Written instruction:
Copy each line of the records that holds the string "Antal".

Dataset records:
══════════════════════════════
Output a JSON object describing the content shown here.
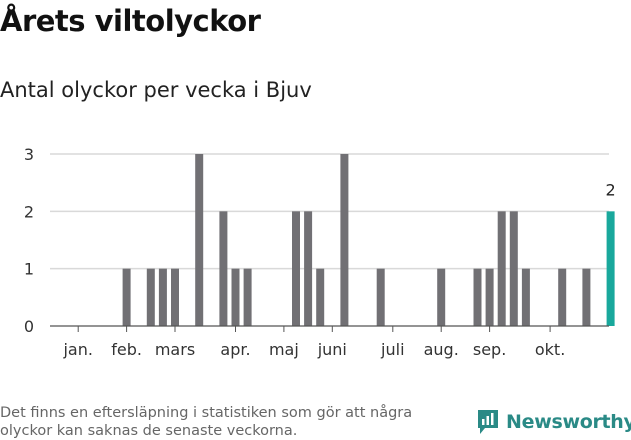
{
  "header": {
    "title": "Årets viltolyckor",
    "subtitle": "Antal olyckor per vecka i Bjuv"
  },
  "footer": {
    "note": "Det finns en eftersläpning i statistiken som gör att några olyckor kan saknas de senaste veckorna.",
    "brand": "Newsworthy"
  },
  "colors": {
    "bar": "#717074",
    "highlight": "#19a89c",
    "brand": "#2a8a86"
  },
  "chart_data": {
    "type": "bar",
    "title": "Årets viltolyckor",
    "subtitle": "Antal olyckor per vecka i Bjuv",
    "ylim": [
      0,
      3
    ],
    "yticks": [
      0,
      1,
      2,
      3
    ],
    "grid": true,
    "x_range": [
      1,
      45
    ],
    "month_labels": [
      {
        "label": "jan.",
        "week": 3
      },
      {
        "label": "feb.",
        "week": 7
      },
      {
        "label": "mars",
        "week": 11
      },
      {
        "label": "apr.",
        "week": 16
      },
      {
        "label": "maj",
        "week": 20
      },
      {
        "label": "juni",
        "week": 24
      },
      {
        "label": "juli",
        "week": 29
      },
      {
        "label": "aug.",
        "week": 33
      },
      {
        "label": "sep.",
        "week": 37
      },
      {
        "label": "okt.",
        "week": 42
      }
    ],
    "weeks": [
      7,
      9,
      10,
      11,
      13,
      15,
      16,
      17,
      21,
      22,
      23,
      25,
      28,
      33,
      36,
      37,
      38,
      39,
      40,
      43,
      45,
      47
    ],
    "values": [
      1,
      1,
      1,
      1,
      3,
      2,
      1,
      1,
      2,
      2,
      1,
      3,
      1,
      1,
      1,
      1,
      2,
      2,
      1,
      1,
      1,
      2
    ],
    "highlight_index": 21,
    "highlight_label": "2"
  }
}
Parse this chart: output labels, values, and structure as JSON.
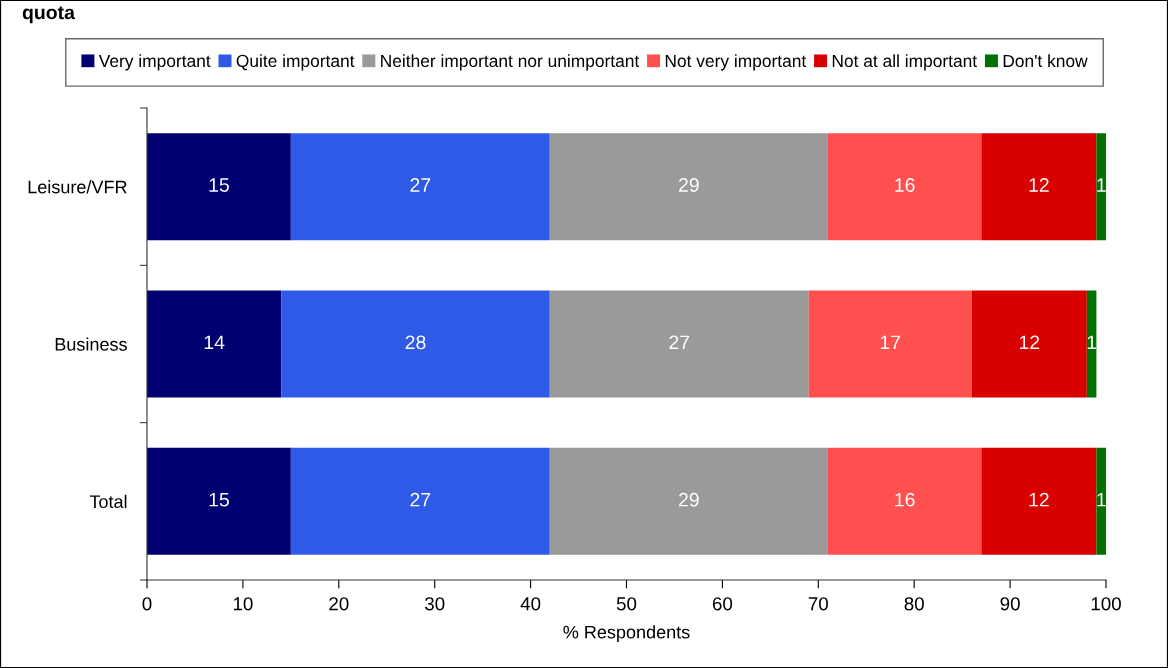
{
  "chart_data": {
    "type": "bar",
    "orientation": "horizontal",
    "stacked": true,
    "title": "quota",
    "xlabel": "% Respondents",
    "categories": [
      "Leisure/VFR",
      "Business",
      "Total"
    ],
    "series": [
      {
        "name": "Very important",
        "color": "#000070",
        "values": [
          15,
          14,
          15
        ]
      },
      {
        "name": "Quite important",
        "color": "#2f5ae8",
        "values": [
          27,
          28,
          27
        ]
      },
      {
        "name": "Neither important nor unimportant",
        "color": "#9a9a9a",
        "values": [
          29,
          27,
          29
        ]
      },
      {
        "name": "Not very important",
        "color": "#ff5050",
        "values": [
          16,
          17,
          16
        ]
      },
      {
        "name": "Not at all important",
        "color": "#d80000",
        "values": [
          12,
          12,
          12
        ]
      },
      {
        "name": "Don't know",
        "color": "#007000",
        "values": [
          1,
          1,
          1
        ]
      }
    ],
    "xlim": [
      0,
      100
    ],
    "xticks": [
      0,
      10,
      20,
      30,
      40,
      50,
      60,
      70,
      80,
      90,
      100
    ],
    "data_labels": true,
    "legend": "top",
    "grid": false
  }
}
══════════════════════════════
Output of the exercise:
    "subtitle": "Antal olyckor per vecka i Bjuv"
    "subtitle": "Antal olyckor per vecka i Bjuv",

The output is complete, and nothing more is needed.